*Collected data entries*:
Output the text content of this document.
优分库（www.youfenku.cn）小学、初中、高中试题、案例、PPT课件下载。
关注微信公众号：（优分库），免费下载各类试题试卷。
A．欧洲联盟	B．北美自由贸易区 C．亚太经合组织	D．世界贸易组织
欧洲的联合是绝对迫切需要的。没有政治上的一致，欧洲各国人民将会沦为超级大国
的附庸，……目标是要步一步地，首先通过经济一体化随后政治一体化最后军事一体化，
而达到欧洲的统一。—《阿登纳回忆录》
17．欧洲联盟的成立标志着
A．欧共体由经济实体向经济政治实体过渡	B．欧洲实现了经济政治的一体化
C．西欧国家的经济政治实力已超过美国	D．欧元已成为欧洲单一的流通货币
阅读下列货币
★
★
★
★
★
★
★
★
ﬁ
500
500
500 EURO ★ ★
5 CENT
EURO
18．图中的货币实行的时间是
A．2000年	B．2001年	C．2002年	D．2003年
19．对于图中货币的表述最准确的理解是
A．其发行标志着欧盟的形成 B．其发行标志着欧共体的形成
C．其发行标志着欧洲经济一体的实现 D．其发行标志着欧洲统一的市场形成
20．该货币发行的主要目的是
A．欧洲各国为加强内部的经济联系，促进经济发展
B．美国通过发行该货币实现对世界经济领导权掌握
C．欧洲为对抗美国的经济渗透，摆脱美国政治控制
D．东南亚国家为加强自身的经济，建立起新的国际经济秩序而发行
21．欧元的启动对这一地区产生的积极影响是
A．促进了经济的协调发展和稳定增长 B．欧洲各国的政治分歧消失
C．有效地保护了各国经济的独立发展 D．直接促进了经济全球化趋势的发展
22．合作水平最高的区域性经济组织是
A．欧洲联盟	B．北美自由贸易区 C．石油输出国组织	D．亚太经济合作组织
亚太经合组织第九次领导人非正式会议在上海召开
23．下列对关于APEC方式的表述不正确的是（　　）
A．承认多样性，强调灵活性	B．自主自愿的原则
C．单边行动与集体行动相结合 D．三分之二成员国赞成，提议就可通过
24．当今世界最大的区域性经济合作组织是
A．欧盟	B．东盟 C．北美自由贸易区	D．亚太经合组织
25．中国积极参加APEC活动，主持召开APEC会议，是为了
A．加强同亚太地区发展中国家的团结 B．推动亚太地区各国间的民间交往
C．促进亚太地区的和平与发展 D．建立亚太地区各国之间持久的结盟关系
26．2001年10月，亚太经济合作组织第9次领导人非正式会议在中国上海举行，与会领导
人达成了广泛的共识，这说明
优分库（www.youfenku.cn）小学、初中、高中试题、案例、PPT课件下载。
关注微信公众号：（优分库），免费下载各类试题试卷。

*Task objective*: Output the records above in their entirety, exactly.

*Complete answer*:
Output the text content of this document.
优分库（www.youfenku.cn）小学、初中、高中试题、案例、PPT课件下载。
关注微信公众号：（优分库），免费下载各类试题试卷。
A．欧洲联盟	B．北美自由贸易区 C．亚太经合组织	D．世界贸易组织
欧洲的联合是绝对迫切需要的。没有政治上的一致，欧洲各国人民将会沦为超级大国
的附庸，……目标是要步一步地，首先通过经济一体化随后政治一体化最后军事一体化，
而达到欧洲的统一。—《阿登纳回忆录》
17．欧洲联盟的成立标志着
A．欧共体由经济实体向经济政治实体过渡	B．欧洲实现了经济政治的一体化
C．西欧国家的经济政治实力已超过美国	D．欧元已成为欧洲单一的流通货币
阅读下列货币
★
★
★
★
★
★
★
★
ﬁ
500
500
500 EURO ★ ★
5 CENT
EURO
18．图中的货币实行的时间是
A．2000年	B．2001年	C．2002年	D．2003年
19．对于图中货币的表述最准确的理解是
A．其发行标志着欧盟的形成 B．其发行标志着欧共体的形成
C．其发行标志着欧洲经济一体的实现 D．其发行标志着欧洲统一的市场形成
20．该货币发行的主要目的是
A．欧洲各国为加强内部的经济联系，促进经济发展
B．美国通过发行该货币实现对世界经济领导权掌握
C．欧洲为对抗美国的经济渗透，摆脱美国政治控制
D．东南亚国家为加强自身的经济，建立起新的国际经济秩序而发行
21．欧元的启动对这一地区产生的积极影响是
A．促进了经济的协调发展和稳定增长 B．欧洲各国的政治分歧消失
C．有效地保护了各国经济的独立发展 D．直接促进了经济全球化趋势的发展
22．合作水平最高的区域性经济组织是
A．欧洲联盟	B．北美自由贸易区 C．石油输出国组织	D．亚太经济合作组织
亚太经合组织第九次领导人非正式会议在上海召开
23．下列对关于APEC方式的表述不正确的是（　　）
A．承认多样性，强调灵活性	B．自主自愿的原则
C．单边行动与集体行动相结合 D．三分之二成员国赞成，提议就可通过
24．当今世界最大的区域性经济合作组织是
A．欧盟	B．东盟 C．北美自由贸易区	D．亚太经合组织
25．中国积极参加APEC活动，主持召开APEC会议，是为了
A．加强同亚太地区发展中国家的团结 B．推动亚太地区各国间的民间交往
C．促进亚太地区的和平与发展 D．建立亚太地区各国之间持久的结盟关系
26．2001年10月，亚太经济合作组织第9次领导人非正式会议在中国上海举行，与会领导
人达成了广泛的共识，这说明
优分库（www.youfenku.cn）小学、初中、高中试题、案例、PPT课件下载。
关注微信公众号：（优分库），免费下载各类试题试卷。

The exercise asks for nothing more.